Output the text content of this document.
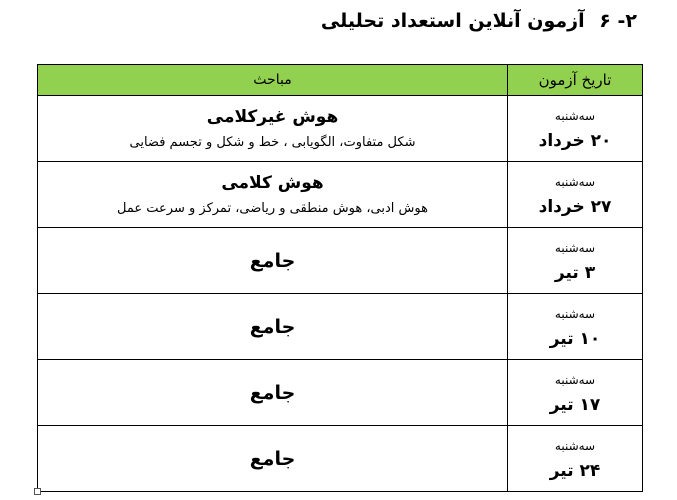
۲- ۶ آزمون آنلاین استعداد تحلیلی
تاریخ آزمون	مباحث

سه‌شنبه
۲۰ خرداد	هوش غیرکلامی
شکل متفاوت، الگویابی ، خط و شکل و تجسم فضایی

سه‌شنبه
۲۷ خرداد	هوش کلامی
هوش ادبی، هوش منطقی و ریاضی، تمرکز و سرعت عمل

سه‌شنبه
۳ تیر	جامع

سه‌شنبه
۱۰ تیر	جامع

سه‌شنبه
۱۷ تیر	جامع

سه‌شنبه
۲۴ تیر	جامع
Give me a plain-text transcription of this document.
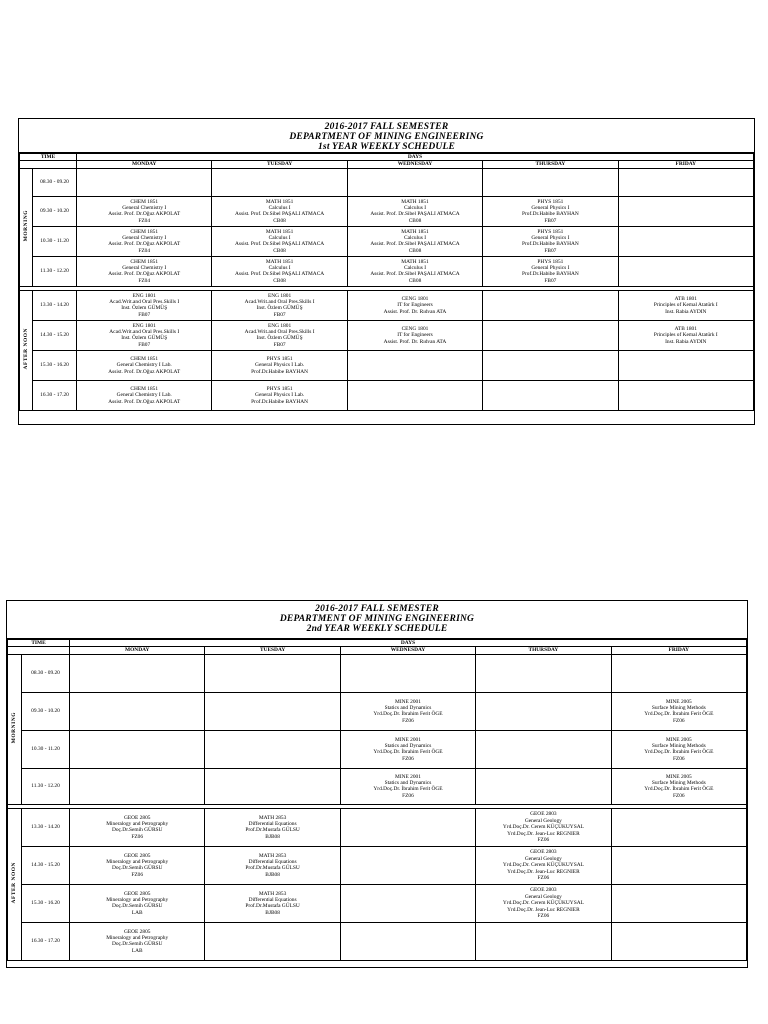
2016-2017 FALL SEMESTER
DEPARTMENT OF MINING ENGINEERING
1st YEAR WEEKLY SCHEDULE
TIME		DAYS				
		MONDAY	TUESDAY	WEDNESDAY	THURSDAY	FRIDAY
MORNING	08.30 - 09.20					
	09.30 - 10.20	CHEM 1851
General Chemistry I
Assist. Prof. Dr.Oğuz AKPOLAT
FZ04	MATH 1851
Calculus I
Assist. Prof. Dr.Sibel PAŞALI ATMACA
CB08	MATH 1851
Calculus I
Assist. Prof. Dr.Sibel PAŞALI ATMACA
CB08	PHYS 1851
General Physics I
Prof.Dr.Habibe BAYHAN
FB07	

	10.30 - 11.20	CHEM 1851
General Chemistry I
Assist. Prof. Dr.Oğuz AKPOLAT
FZ04	MATH 1851
Calculus I
Assist. Prof. Dr.Sibel PAŞALI ATMACA
CB08	MATH 1851
Calculus I
Assist. Prof. Dr.Sibel PAŞALI ATMACA
CB08	PHYS 1851
General Physics I
Prof.Dr.Habibe BAYHAN
FB07	

	11.30 - 12.20	CHEM 1851
General Chemistry I
Assist. Prof. Dr.Oğuz AKPOLAT
FZ04	MATH 1851
Calculus I
Assist. Prof. Dr.Sibel PAŞALI ATMACA
CB08	MATH 1851
Calculus I
Assist. Prof. Dr.Sibel PAŞALI ATMACA
CB08	PHYS 1851
General Physics I
Prof.Dr.Habibe BAYHAN
FB07	

AFTER NOON	13.30 - 14.20	ENG 1801
Acad.Writ.and Oral Pres.Skills I
Inst. Özlem GÜMÜŞ
FB07	ENG 1801
Acad.Writ.and Oral Pres.Skills I
Inst. Özlem GÜMÜŞ
FB07	CENG 1801
IT for Engineers
Assist. Prof. Dr. Rıdvan ATA		ATB 1801
Principles of Kemal Atatürk I
Inst. Rabia AYDIN

	14.30 - 15.20	ENG 1801
Acad.Writ.and Oral Pres.Skills I
Inst. Özlem GÜMÜŞ
FB07	ENG 1801
Acad.Writ.and Oral Pres.Skills I
Inst. Özlem GÜMÜŞ
FB07	CENG 1801
IT for Engineers
Assist. Prof. Dr. Rıdvan ATA		ATB 1801
Principles of Kemal Atatürk I
Inst. Rabia AYDIN

	15.30 - 16.20	CHEM 1851
General Chemistry I Lab.
Assist. Prof. Dr.Oğuz AKPOLAT	PHYS 1851
General Physics I Lab.
Prof.Dr.Habibe BAYHAN			

	16.30 - 17.20	CHEM 1851
General Chemistry I Lab.
Assist. Prof. Dr.Oğuz AKPOLAT	PHYS 1851
General Physics I Lab.
Prof.Dr.Habibe BAYHAN			

2016-2017 FALL SEMESTER
DEPARTMENT OF MINING ENGINEERING
2nd YEAR WEEKLY SCHEDULE
TIME		DAYS				
		MONDAY	TUESDAY	WEDNESDAY	THURSDAY	FRIDAY
MORNING	08.30 - 09.20					
	09.30 - 10.20			MINE 2001
Statics and Dynamics
Yrd.Doç.Dr. İbrahim Ferit ÖGE
FZ06		MINE 2005
Surface Mining Methods
Yrd.Doç.Dr. İbrahim Ferit ÖGE
FZ06

	10.30 - 11.20			MINE 2001
Statics and Dynamics
Yrd.Doç.Dr. İbrahim Ferit ÖGE
FZ06		MINE 2005
Surface Mining Methods
Yrd.Doç.Dr. İbrahim Ferit ÖGE
FZ06

	11.30 - 12.20			MINE 2001
Statics and Dynamics
Yrd.Doç.Dr. İbrahim Ferit ÖGE
FZ06		MINE 2005
Surface Mining Methods
Yrd.Doç.Dr. İbrahim Ferit ÖGE
FZ06

AFTER NOON	13.30 - 14.20	GEOE 2805
Mineralogy and Petrography
Doç.Dr.Semih GÜRSU
FZ06	MATH 2853
Differential Equations
Prof.Dr.Mustafa GÜLSU
BJB08		GEOE 2803
General Geology
Yrd.Doç.Dr. Cerem KÜÇÜKUYSAL
Yrd.Doç.Dr. Jean-Luc REGNIER
FZ06	

	14.30 - 15.20	GEOE 2805
Mineralogy and Petrography
Doç.Dr.Semih GÜRSU
FZ06	MATH 2853
Differential Equations
Prof.Dr.Mustafa GÜLSU
BJB08		GEOE 2803
General Geology
Yrd.Doç.Dr. Cerem KÜÇÜKUYSAL
Yrd.Doç.Dr. Jean-Luc REGNIER
FZ06	

	15.30 - 16.20	GEOE 2805
Mineralogy and Petrography
Doç.Dr.Semih GÜRSU
LAB	MATH 2853
Differential Equations
Prof.Dr.Mustafa GÜLSU
BJB08		GEOE 2803
General Geology
Yrd.Doç.Dr. Cerem KÜÇÜKUYSAL
Yrd.Doç.Dr. Jean-Luc REGNIER
FZ06	

	16.30 - 17.20	GEOE 2805
Mineralogy and Petrography
Doç.Dr.Semih GÜRSU
LAB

***

## Problem details
Tally the lines containing "text". Provide the number without any other words.

## Answer to the problem
2